--- Dataset records ---

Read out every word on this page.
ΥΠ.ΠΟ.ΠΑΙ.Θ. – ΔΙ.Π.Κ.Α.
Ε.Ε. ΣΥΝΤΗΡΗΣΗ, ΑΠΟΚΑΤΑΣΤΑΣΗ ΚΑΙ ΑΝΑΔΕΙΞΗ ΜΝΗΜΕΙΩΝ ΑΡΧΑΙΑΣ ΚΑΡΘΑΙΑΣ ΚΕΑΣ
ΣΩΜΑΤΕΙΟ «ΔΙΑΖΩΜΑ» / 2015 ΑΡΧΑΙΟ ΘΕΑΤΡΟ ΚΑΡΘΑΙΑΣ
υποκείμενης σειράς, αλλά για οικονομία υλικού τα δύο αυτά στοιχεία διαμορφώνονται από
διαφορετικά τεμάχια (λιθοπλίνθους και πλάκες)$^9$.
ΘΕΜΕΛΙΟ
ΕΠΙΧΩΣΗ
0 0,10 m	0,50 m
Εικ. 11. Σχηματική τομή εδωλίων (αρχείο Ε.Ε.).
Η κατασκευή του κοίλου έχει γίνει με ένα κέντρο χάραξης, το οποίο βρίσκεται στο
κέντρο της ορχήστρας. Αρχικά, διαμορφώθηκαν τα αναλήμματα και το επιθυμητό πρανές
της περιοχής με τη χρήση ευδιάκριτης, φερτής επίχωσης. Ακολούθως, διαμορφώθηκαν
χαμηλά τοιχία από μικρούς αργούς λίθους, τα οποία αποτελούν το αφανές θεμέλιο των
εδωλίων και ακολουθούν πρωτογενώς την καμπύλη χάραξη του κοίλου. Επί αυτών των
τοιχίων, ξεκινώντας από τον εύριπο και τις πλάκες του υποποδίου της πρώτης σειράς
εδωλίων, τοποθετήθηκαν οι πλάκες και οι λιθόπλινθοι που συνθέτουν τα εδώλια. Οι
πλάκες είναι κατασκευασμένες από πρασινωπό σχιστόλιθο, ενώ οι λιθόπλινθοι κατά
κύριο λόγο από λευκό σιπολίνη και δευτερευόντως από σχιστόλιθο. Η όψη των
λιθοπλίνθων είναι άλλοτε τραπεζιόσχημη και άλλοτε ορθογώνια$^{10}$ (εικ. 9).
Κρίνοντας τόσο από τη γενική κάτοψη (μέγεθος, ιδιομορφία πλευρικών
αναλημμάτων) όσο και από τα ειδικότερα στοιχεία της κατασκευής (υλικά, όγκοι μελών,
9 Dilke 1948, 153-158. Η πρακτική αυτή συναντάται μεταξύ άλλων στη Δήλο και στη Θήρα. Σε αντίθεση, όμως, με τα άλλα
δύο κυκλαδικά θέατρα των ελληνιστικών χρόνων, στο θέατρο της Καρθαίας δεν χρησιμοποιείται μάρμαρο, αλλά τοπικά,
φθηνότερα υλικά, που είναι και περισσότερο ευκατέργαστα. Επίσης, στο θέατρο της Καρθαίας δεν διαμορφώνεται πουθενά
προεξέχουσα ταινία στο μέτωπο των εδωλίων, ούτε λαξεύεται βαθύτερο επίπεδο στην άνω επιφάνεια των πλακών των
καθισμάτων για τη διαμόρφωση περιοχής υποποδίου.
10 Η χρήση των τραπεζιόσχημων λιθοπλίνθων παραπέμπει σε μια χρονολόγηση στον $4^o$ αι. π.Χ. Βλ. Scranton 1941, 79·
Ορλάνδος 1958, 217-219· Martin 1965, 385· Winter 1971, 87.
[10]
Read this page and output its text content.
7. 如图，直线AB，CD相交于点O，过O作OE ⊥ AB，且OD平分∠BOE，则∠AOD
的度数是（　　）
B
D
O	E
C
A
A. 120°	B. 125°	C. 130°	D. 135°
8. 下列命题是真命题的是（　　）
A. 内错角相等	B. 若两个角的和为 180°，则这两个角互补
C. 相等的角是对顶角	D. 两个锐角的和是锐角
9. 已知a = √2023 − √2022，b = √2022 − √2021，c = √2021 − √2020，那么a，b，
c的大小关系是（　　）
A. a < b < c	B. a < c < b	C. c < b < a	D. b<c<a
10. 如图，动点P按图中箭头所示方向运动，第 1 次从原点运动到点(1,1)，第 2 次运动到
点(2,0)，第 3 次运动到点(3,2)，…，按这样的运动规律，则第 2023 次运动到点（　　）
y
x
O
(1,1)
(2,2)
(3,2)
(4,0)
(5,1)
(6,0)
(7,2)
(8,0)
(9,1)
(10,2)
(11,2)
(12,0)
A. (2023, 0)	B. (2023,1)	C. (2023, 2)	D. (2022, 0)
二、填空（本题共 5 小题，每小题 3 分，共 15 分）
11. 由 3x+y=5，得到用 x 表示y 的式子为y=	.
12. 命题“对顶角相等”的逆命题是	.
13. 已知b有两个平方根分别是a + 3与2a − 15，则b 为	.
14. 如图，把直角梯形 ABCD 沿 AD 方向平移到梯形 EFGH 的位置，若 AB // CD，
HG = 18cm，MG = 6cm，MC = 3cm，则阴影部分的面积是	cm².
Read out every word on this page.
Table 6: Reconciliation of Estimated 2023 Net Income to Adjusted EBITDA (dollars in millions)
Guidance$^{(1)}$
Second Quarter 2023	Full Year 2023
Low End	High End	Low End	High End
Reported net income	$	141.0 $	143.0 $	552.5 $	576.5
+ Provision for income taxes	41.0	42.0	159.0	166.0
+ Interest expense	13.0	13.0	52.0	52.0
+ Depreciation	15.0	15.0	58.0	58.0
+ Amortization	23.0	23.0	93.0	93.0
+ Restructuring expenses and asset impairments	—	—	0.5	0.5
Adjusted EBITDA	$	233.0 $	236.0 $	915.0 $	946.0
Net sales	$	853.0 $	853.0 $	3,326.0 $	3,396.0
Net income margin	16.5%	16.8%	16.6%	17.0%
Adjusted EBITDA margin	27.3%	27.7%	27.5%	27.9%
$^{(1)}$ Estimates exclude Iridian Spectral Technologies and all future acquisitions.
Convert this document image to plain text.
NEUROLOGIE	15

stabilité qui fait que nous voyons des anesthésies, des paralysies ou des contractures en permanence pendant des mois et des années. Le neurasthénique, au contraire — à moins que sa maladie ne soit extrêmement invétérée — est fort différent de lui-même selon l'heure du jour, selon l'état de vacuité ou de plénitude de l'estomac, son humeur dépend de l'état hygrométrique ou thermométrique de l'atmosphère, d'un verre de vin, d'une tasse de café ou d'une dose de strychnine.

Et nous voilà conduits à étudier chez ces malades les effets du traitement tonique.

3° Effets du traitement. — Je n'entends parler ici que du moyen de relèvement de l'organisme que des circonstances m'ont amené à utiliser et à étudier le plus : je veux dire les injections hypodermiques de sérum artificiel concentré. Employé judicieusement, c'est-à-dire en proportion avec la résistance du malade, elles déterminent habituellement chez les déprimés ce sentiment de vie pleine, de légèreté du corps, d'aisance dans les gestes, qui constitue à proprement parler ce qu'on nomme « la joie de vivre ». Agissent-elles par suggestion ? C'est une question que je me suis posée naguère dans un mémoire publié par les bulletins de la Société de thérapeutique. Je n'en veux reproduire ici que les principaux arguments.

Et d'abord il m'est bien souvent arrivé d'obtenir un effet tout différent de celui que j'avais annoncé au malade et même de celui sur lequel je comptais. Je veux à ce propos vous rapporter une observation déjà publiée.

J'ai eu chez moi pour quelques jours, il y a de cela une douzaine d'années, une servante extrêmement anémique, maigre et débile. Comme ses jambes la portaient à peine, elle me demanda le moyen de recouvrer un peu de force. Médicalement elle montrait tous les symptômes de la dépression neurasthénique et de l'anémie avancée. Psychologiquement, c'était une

---

**The exercise**
Only the number is wanted: how many lines of the data contain the word "πλάκες"?

**Output of the exercise**
4